>> begin Source material

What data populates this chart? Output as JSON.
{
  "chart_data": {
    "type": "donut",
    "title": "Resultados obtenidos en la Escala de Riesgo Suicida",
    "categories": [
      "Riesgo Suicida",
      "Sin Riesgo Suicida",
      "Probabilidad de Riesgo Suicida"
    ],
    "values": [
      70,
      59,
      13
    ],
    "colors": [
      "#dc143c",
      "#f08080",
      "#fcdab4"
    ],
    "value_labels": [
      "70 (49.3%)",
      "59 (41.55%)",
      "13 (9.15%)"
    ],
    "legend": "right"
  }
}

>> end Source material

- [Direction] Select the lines that carry the string "Suicida" and copy them.

- [Answer in full]
    "title": "Resultados obtenidos en la Escala de Riesgo Suicida",
      "Riesgo Suicida",
      "Sin Riesgo Suicida",
      "Probabilidad de Riesgo Suicida"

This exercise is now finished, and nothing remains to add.